Retype all of the rows below verbatim, leaving the pictures out of your answer.

* Dataset entries
"""

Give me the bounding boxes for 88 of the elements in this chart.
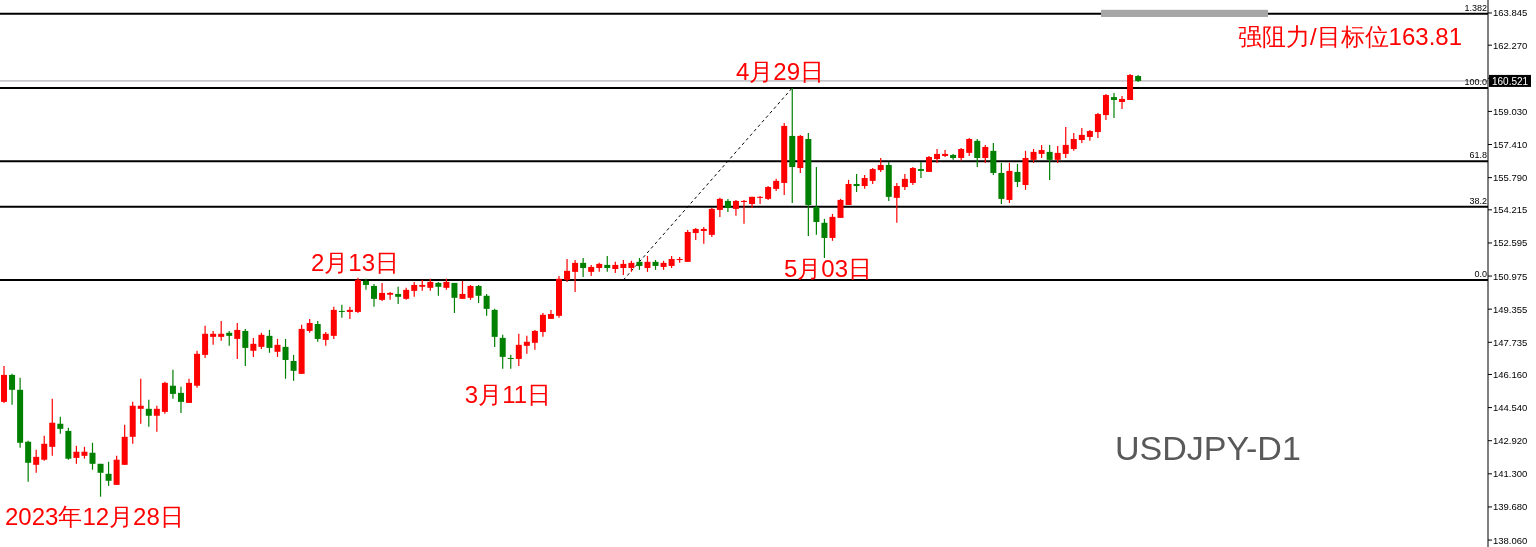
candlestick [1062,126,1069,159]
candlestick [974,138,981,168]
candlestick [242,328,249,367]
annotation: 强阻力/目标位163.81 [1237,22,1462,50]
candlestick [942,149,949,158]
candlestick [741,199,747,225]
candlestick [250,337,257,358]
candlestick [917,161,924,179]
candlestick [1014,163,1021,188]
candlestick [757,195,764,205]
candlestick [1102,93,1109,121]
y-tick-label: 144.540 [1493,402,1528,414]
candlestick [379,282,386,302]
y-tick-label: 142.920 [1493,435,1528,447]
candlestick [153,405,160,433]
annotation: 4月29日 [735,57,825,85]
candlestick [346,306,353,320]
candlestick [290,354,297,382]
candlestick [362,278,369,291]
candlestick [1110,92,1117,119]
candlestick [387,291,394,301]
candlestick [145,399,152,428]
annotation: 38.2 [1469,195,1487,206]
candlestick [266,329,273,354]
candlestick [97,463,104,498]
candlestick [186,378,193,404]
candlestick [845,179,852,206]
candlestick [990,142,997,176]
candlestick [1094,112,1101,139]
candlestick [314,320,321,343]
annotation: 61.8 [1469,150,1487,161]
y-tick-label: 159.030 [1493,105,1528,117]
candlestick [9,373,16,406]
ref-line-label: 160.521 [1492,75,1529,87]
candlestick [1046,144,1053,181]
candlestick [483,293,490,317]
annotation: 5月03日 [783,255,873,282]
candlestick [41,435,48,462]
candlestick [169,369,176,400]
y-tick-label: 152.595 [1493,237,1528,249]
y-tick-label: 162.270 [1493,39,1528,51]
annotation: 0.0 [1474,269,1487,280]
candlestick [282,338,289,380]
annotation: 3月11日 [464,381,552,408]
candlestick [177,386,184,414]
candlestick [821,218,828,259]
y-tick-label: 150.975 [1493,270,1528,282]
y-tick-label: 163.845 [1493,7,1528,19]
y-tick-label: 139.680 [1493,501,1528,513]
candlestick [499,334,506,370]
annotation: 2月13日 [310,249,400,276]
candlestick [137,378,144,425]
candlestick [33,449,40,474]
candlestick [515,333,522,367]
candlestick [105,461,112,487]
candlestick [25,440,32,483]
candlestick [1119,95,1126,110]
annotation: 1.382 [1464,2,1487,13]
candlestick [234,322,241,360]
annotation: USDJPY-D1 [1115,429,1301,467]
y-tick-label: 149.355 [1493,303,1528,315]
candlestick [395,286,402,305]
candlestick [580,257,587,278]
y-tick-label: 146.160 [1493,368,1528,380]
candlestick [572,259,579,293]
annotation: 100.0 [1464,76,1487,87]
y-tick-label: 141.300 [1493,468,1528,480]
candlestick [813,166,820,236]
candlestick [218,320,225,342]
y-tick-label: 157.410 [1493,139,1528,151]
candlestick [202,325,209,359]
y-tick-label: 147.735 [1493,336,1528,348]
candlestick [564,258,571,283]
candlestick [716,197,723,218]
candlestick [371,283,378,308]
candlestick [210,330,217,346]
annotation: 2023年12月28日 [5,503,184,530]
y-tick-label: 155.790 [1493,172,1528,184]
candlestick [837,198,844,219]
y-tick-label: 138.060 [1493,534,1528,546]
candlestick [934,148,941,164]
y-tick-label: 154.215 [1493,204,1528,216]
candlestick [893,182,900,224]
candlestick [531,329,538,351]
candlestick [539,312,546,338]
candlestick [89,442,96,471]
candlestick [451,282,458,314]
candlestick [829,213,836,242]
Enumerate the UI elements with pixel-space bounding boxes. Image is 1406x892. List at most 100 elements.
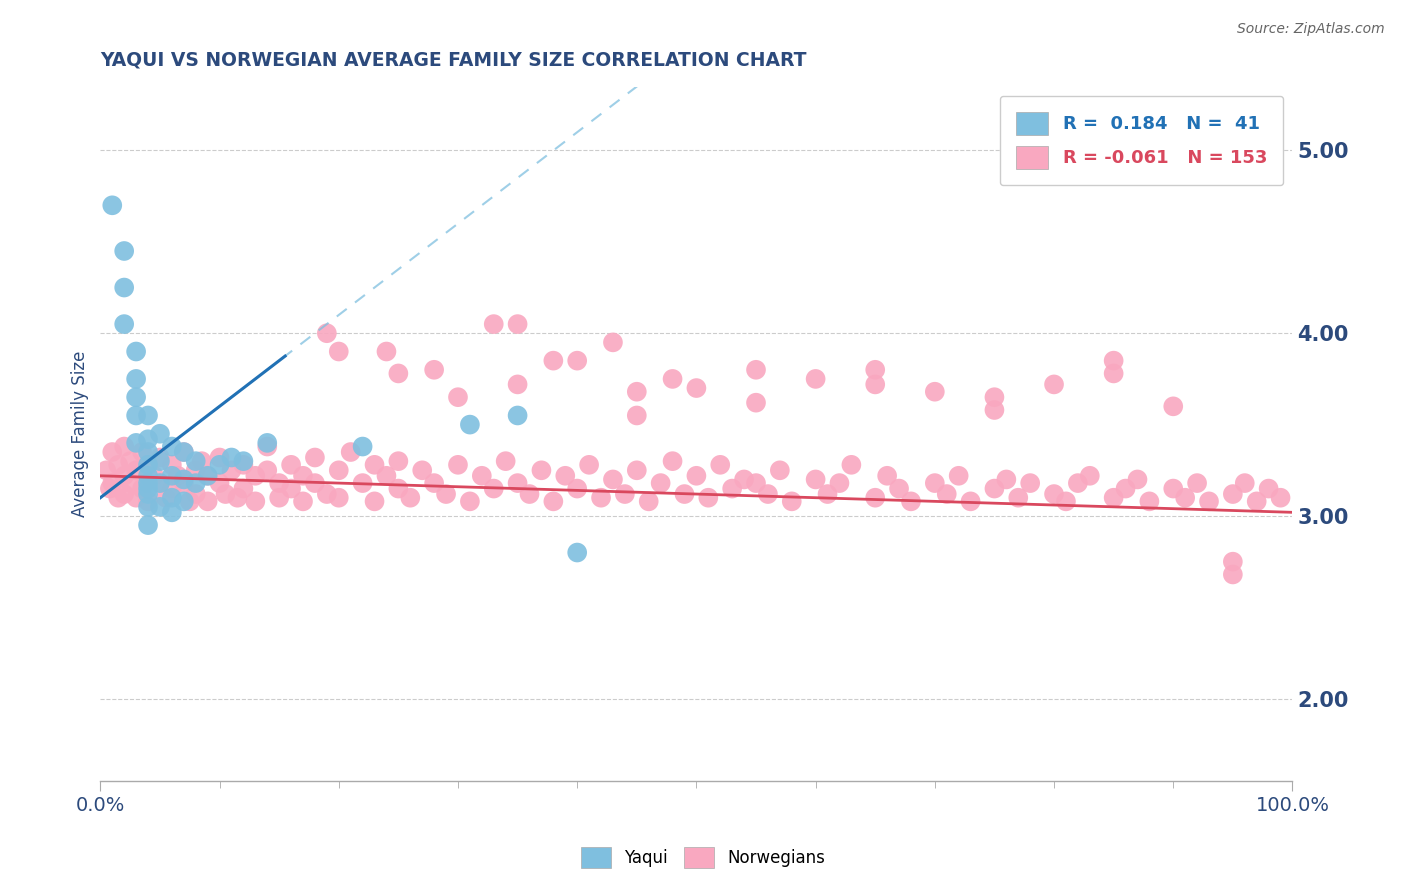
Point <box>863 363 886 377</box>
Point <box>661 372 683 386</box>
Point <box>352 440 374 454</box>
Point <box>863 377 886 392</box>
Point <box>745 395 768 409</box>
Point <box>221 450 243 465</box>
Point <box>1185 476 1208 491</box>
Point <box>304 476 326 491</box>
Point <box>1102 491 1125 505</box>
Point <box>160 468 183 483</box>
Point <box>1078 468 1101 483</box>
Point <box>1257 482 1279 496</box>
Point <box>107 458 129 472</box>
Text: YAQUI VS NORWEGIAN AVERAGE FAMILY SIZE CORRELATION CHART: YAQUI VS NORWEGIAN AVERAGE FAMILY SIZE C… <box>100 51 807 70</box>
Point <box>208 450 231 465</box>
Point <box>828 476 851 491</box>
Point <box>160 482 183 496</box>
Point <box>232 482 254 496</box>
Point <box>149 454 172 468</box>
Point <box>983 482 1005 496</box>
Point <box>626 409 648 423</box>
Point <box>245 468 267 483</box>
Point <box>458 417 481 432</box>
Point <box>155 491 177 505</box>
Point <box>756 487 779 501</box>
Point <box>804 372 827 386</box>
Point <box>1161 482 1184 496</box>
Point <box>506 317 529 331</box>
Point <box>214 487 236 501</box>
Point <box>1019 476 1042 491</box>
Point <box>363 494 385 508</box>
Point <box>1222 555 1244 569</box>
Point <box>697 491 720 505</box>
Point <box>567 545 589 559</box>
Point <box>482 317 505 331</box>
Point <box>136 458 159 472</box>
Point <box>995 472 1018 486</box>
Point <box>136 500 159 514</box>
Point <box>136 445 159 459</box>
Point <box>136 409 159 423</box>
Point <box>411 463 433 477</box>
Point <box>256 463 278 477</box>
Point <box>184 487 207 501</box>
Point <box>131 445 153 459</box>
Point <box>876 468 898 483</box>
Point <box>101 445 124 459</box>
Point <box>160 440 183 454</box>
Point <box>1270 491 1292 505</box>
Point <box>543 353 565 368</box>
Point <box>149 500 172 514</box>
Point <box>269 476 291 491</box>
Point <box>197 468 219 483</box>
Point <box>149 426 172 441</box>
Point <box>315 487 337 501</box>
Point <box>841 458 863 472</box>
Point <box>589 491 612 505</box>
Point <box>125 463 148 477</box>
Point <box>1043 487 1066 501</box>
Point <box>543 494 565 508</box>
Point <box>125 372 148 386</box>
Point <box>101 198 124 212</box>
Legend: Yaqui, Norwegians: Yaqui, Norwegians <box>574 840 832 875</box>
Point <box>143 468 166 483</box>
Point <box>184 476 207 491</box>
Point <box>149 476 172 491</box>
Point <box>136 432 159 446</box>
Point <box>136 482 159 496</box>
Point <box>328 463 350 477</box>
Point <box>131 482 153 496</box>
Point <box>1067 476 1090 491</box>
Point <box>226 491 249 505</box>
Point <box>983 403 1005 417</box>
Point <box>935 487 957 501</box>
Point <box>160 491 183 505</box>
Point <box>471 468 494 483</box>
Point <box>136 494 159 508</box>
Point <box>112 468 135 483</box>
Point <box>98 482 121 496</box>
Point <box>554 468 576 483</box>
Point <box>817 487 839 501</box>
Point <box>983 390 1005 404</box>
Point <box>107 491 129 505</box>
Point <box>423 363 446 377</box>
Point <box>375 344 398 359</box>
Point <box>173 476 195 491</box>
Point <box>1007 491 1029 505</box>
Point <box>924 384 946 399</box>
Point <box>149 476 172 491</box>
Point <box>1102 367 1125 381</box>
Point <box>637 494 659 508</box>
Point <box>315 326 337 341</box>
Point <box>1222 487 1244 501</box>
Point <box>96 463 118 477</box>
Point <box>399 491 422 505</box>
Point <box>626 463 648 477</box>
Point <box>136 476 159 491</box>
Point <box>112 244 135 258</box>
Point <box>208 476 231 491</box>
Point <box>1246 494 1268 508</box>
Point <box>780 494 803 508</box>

"""

* Answer for the task
Give me the bounding boxes for 88 of the elements in this chart.
candlestick [1062,126,1069,159]
candlestick [974,138,981,168]
candlestick [242,328,249,367]
annotation: 强阻力/目标位163.81 [1237,22,1462,50]
candlestick [942,149,949,158]
candlestick [741,199,747,225]
candlestick [250,337,257,358]
candlestick [917,161,924,179]
candlestick [1014,163,1021,188]
candlestick [757,195,764,205]
candlestick [1102,93,1109,121]
y-tick-label: 144.540 [1493,402,1528,414]
candlestick [379,282,386,302]
y-tick-label: 142.920 [1493,435,1528,447]
candlestick [153,405,160,433]
annotation: 4月29日 [735,57,825,85]
candlestick [346,306,353,320]
candlestick [290,354,297,382]
candlestick [362,278,369,291]
candlestick [1110,92,1117,119]
candlestick [387,291,394,301]
candlestick [145,399,152,428]
annotation: 38.2 [1469,195,1487,206]
candlestick [266,329,273,354]
candlestick [97,463,104,498]
candlestick [186,378,193,404]
candlestick [845,179,852,206]
candlestick [990,142,997,176]
candlestick [1094,112,1101,139]
candlestick [314,320,321,343]
annotation: 61.8 [1469,150,1487,161]
y-tick-label: 159.030 [1493,105,1528,117]
candlestick [9,373,16,406]
ref-line-label: 160.521 [1492,75,1529,87]
candlestick [1046,144,1053,181]
candlestick [483,293,490,317]
annotation: 5月03日 [783,255,873,282]
candlestick [41,435,48,462]
candlestick [169,369,176,400]
y-tick-label: 152.595 [1493,237,1528,249]
y-tick-label: 162.270 [1493,39,1528,51]
annotation: 0.0 [1474,269,1487,280]
candlestick [282,338,289,380]
annotation: 3月11日 [464,381,552,408]
candlestick [177,386,184,414]
candlestick [821,218,828,259]
y-tick-label: 150.975 [1493,270,1528,282]
y-tick-label: 163.845 [1493,7,1528,19]
y-tick-label: 139.680 [1493,501,1528,513]
candlestick [499,334,506,370]
annotation: 2月13日 [310,249,400,276]
candlestick [137,378,144,425]
candlestick [33,449,40,474]
candlestick [515,333,522,367]
candlestick [105,461,112,487]
candlestick [25,440,32,483]
candlestick [1119,95,1126,110]
annotation: 1.382 [1464,2,1487,13]
candlestick [234,322,241,360]
annotation: USDJPY-D1 [1115,429,1301,467]
y-tick-label: 149.355 [1493,303,1528,315]
candlestick [395,286,402,305]
candlestick [580,257,587,278]
y-tick-label: 146.160 [1493,368,1528,380]
candlestick [572,259,579,293]
annotation: 100.0 [1464,76,1487,87]
y-tick-label: 141.300 [1493,468,1528,480]
candlestick [813,166,820,236]
candlestick [218,320,225,342]
y-tick-label: 157.410 [1493,139,1528,151]
candlestick [202,325,209,359]
y-tick-label: 147.735 [1493,336,1528,348]
candlestick [564,258,571,283]
candlestick [716,197,723,218]
candlestick [371,283,378,308]
candlestick [210,330,217,346]
annotation: 2023年12月28日 [5,503,184,530]
y-tick-label: 155.790 [1493,172,1528,184]
candlestick [837,198,844,219]
y-tick-label: 138.060 [1493,534,1528,546]
candlestick [934,148,941,164]
y-tick-label: 154.215 [1493,204,1528,216]
candlestick [893,182,900,224]
candlestick [531,329,538,351]
candlestick [539,312,546,338]
candlestick [89,442,96,471]
candlestick [451,282,458,314]
candlestick [829,213,836,242]
Enumerate the UI elements with pixel-space bounding boxes. Image is 1406x892. List at most 100 elements.
Point <box>863 363 886 377</box>
Point <box>661 372 683 386</box>
Point <box>352 440 374 454</box>
Point <box>863 377 886 392</box>
Point <box>745 395 768 409</box>
Point <box>221 450 243 465</box>
Point <box>1185 476 1208 491</box>
Point <box>304 476 326 491</box>
Point <box>1102 491 1125 505</box>
Point <box>160 468 183 483</box>
Point <box>1078 468 1101 483</box>
Point <box>1257 482 1279 496</box>
Point <box>107 458 129 472</box>
Text: YAQUI VS NORWEGIAN AVERAGE FAMILY SIZE CORRELATION CHART: YAQUI VS NORWEGIAN AVERAGE FAMILY SIZE C… <box>100 51 807 70</box>
Point <box>208 450 231 465</box>
Point <box>828 476 851 491</box>
Point <box>160 482 183 496</box>
Point <box>232 482 254 496</box>
Point <box>149 454 172 468</box>
Point <box>983 482 1005 496</box>
Point <box>626 409 648 423</box>
Point <box>245 468 267 483</box>
Point <box>458 417 481 432</box>
Point <box>155 491 177 505</box>
Point <box>756 487 779 501</box>
Point <box>804 372 827 386</box>
Point <box>1161 482 1184 496</box>
Point <box>506 317 529 331</box>
Point <box>214 487 236 501</box>
Point <box>1019 476 1042 491</box>
Point <box>363 494 385 508</box>
Point <box>1222 555 1244 569</box>
Point <box>697 491 720 505</box>
Point <box>567 545 589 559</box>
Point <box>482 317 505 331</box>
Point <box>136 458 159 472</box>
Point <box>995 472 1018 486</box>
Point <box>136 500 159 514</box>
Point <box>136 445 159 459</box>
Point <box>136 409 159 423</box>
Point <box>411 463 433 477</box>
Point <box>256 463 278 477</box>
Point <box>184 487 207 501</box>
Point <box>131 445 153 459</box>
Point <box>876 468 898 483</box>
Point <box>101 445 124 459</box>
Point <box>160 440 183 454</box>
Point <box>1270 491 1292 505</box>
Point <box>543 353 565 368</box>
Point <box>149 500 172 514</box>
Point <box>269 476 291 491</box>
Point <box>197 468 219 483</box>
Point <box>149 426 172 441</box>
Point <box>315 487 337 501</box>
Point <box>841 458 863 472</box>
Point <box>589 491 612 505</box>
Point <box>125 463 148 477</box>
Point <box>1043 487 1066 501</box>
Point <box>543 494 565 508</box>
Point <box>125 372 148 386</box>
Point <box>101 198 124 212</box>
Legend: Yaqui, Norwegians: Yaqui, Norwegians <box>574 840 832 875</box>
Point <box>143 468 166 483</box>
Point <box>184 476 207 491</box>
Point <box>149 476 172 491</box>
Point <box>136 432 159 446</box>
Point <box>136 482 159 496</box>
Point <box>328 463 350 477</box>
Point <box>131 482 153 496</box>
Point <box>1067 476 1090 491</box>
Point <box>226 491 249 505</box>
Point <box>983 403 1005 417</box>
Point <box>935 487 957 501</box>
Point <box>160 491 183 505</box>
Point <box>471 468 494 483</box>
Point <box>136 494 159 508</box>
Point <box>112 468 135 483</box>
Point <box>98 482 121 496</box>
Point <box>554 468 576 483</box>
Point <box>817 487 839 501</box>
Point <box>983 390 1005 404</box>
Point <box>107 491 129 505</box>
Point <box>423 363 446 377</box>
Point <box>375 344 398 359</box>
Point <box>173 476 195 491</box>
Point <box>1007 491 1029 505</box>
Point <box>924 384 946 399</box>
Point <box>149 476 172 491</box>
Point <box>1102 367 1125 381</box>
Point <box>637 494 659 508</box>
Point <box>315 326 337 341</box>
Point <box>1222 487 1244 501</box>
Point <box>96 463 118 477</box>
Point <box>399 491 422 505</box>
Point <box>626 463 648 477</box>
Point <box>136 476 159 491</box>
Point <box>112 244 135 258</box>
Point <box>208 476 231 491</box>
Point <box>1246 494 1268 508</box>
Point <box>780 494 803 508</box>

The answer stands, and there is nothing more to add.